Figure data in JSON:
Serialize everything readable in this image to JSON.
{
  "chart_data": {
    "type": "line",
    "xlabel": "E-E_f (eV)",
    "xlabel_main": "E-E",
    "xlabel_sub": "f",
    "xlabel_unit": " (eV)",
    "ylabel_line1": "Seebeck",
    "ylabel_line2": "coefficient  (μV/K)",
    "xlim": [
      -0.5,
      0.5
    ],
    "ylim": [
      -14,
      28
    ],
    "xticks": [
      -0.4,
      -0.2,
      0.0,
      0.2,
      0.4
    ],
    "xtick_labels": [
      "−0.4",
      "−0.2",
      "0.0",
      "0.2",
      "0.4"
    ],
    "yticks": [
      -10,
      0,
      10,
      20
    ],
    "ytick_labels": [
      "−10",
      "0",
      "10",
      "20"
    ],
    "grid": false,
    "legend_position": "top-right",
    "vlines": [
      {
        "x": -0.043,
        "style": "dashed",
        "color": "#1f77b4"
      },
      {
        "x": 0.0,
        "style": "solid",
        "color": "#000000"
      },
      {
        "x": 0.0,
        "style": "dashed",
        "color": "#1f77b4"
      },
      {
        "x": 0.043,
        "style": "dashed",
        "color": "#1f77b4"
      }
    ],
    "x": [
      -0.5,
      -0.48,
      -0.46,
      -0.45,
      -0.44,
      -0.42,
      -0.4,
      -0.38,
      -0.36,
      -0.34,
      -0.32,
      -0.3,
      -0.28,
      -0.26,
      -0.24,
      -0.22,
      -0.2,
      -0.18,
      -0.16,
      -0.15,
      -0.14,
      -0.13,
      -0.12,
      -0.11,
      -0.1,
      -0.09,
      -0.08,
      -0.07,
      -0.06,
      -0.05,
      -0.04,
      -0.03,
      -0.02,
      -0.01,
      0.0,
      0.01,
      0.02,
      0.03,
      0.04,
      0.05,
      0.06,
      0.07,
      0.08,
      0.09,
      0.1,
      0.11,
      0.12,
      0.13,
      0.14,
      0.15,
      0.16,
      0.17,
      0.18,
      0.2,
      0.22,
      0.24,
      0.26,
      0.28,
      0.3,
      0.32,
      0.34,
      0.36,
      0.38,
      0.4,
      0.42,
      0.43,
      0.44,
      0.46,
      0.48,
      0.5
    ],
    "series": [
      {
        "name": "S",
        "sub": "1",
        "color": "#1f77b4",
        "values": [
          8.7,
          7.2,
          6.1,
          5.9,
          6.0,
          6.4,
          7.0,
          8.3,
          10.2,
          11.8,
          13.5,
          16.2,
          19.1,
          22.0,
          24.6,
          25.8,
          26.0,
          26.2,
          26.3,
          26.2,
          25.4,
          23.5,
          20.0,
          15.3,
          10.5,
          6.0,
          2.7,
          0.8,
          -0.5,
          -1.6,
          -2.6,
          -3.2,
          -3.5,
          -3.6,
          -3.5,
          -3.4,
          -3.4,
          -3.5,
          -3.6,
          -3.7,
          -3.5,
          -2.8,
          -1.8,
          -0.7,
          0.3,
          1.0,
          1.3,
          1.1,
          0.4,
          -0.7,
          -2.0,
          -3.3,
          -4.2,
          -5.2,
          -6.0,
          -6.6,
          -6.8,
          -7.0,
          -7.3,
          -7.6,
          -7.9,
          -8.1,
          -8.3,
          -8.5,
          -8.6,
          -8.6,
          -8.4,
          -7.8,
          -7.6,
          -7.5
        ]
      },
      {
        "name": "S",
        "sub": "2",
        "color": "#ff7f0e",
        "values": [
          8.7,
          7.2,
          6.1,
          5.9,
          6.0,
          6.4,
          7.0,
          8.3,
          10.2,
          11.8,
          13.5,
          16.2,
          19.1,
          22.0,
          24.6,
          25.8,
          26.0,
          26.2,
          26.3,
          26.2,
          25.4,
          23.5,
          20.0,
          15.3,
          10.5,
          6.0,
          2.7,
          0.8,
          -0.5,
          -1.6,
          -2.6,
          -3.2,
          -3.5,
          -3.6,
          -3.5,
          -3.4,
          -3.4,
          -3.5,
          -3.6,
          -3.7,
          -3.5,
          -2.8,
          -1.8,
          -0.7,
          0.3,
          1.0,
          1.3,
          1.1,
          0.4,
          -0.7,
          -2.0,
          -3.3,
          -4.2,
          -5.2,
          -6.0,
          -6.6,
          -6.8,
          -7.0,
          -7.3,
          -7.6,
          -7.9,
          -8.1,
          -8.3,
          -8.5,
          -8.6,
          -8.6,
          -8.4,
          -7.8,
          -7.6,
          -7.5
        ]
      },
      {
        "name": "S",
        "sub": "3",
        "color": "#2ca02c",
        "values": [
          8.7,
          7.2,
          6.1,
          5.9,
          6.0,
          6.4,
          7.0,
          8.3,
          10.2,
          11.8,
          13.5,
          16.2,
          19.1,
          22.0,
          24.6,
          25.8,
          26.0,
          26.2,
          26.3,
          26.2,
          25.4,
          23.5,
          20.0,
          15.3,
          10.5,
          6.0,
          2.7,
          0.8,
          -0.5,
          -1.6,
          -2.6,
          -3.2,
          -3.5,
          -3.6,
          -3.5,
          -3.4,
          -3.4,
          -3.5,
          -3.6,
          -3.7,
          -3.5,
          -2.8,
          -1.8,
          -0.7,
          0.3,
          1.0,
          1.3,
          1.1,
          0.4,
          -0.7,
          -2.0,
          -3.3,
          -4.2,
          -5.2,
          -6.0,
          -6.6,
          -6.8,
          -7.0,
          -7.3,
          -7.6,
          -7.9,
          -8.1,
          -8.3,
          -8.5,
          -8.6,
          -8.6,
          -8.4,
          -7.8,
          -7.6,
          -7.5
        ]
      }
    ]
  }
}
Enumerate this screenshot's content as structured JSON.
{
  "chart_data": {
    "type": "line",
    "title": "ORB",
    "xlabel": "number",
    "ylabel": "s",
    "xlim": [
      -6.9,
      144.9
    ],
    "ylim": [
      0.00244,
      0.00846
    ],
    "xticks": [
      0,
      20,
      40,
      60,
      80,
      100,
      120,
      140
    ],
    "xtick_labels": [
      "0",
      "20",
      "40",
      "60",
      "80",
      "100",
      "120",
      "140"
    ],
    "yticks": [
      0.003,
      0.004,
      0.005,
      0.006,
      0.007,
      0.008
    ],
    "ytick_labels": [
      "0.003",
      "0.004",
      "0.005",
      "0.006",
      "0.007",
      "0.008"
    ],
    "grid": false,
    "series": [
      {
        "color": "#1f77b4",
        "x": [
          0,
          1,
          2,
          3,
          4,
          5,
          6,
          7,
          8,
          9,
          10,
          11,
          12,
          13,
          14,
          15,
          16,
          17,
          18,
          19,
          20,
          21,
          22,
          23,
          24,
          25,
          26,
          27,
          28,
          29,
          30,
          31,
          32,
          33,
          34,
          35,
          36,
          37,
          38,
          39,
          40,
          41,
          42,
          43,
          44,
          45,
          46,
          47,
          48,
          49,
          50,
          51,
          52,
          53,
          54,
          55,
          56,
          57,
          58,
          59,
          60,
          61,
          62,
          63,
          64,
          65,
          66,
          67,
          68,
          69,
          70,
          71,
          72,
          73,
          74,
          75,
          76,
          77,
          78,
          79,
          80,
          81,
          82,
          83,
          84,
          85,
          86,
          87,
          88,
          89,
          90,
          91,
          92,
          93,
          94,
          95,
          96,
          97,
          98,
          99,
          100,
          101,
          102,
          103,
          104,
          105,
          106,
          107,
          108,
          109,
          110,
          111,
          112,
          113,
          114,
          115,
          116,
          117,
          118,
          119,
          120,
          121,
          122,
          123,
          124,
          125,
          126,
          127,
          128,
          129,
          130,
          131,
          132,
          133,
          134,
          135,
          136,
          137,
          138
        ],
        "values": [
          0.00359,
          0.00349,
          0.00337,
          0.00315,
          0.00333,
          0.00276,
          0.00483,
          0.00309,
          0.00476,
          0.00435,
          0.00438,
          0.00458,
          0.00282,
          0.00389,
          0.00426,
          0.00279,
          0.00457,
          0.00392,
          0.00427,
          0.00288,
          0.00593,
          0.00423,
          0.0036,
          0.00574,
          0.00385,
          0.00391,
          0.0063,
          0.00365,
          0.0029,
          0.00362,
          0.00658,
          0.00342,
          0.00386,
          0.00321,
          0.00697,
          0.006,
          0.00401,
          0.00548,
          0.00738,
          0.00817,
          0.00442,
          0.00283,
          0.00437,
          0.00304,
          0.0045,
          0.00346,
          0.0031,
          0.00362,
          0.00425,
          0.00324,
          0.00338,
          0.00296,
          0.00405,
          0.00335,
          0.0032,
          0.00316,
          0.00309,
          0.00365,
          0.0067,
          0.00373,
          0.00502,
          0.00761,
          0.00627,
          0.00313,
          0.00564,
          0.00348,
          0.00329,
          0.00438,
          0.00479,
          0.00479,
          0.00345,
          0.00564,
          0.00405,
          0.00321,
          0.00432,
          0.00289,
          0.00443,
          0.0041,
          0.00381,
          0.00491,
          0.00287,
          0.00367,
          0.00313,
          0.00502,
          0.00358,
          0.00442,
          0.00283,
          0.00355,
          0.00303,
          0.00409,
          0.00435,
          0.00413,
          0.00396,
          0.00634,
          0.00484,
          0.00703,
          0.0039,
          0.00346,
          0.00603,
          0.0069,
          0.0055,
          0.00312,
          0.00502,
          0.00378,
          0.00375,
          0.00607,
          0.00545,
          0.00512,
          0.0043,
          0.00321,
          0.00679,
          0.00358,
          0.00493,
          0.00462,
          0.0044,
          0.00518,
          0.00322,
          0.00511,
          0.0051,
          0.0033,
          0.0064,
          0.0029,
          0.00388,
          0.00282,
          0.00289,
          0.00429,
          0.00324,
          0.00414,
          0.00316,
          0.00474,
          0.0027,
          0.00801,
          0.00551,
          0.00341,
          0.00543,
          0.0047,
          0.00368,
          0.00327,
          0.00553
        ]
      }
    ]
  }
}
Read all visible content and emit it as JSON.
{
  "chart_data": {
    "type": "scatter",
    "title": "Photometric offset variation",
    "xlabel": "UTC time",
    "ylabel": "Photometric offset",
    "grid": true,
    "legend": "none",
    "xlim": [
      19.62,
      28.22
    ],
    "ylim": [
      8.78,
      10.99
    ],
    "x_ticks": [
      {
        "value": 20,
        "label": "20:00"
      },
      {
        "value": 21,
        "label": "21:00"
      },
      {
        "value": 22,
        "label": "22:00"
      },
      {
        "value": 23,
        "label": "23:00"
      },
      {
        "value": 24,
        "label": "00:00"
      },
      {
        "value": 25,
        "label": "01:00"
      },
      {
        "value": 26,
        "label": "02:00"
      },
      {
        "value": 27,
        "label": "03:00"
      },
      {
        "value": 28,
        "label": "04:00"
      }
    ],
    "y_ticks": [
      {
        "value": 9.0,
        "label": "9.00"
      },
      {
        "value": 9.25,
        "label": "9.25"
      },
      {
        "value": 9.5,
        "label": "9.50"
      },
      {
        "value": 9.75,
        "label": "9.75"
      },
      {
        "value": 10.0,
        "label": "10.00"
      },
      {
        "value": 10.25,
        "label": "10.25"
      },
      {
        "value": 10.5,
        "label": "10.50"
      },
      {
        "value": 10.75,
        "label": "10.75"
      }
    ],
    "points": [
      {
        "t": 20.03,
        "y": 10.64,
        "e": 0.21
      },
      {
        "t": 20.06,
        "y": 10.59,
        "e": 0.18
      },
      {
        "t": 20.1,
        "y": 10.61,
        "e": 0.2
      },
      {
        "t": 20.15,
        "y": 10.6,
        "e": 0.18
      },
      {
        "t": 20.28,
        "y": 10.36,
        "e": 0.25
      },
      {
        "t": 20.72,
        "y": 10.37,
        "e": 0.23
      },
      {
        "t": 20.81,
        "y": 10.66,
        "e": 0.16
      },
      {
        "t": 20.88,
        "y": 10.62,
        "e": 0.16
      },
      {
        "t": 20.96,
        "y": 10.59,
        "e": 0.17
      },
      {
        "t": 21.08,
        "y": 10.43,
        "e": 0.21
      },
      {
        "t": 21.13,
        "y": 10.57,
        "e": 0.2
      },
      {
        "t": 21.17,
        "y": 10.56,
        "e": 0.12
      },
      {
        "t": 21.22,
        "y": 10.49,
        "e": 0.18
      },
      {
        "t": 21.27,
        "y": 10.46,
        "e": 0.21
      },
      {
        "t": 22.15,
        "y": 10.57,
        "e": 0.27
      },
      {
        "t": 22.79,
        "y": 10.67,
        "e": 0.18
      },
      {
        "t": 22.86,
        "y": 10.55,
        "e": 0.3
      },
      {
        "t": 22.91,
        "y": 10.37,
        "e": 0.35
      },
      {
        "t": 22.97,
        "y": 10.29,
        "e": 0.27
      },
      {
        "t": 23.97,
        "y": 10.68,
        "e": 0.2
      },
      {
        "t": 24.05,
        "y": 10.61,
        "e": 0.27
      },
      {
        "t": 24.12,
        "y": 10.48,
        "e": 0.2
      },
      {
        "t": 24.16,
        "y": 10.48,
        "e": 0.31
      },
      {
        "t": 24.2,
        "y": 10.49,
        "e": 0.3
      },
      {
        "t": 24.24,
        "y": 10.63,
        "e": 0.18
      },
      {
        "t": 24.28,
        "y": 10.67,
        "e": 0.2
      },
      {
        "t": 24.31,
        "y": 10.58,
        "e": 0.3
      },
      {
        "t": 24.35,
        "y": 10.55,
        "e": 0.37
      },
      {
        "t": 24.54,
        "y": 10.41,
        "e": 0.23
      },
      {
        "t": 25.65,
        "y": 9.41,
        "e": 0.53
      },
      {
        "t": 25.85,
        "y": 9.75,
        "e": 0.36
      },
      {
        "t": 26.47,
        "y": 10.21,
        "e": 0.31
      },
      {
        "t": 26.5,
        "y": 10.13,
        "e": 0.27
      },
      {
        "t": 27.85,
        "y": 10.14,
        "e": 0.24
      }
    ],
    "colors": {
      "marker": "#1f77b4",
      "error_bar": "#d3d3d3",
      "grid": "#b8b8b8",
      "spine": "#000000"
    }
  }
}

Set exercise:
Collect the lines that hold "this".

Answer to the task:
Serialize everything readable in this image to JSON.
Enumerate this screenshot's content as structured JSON.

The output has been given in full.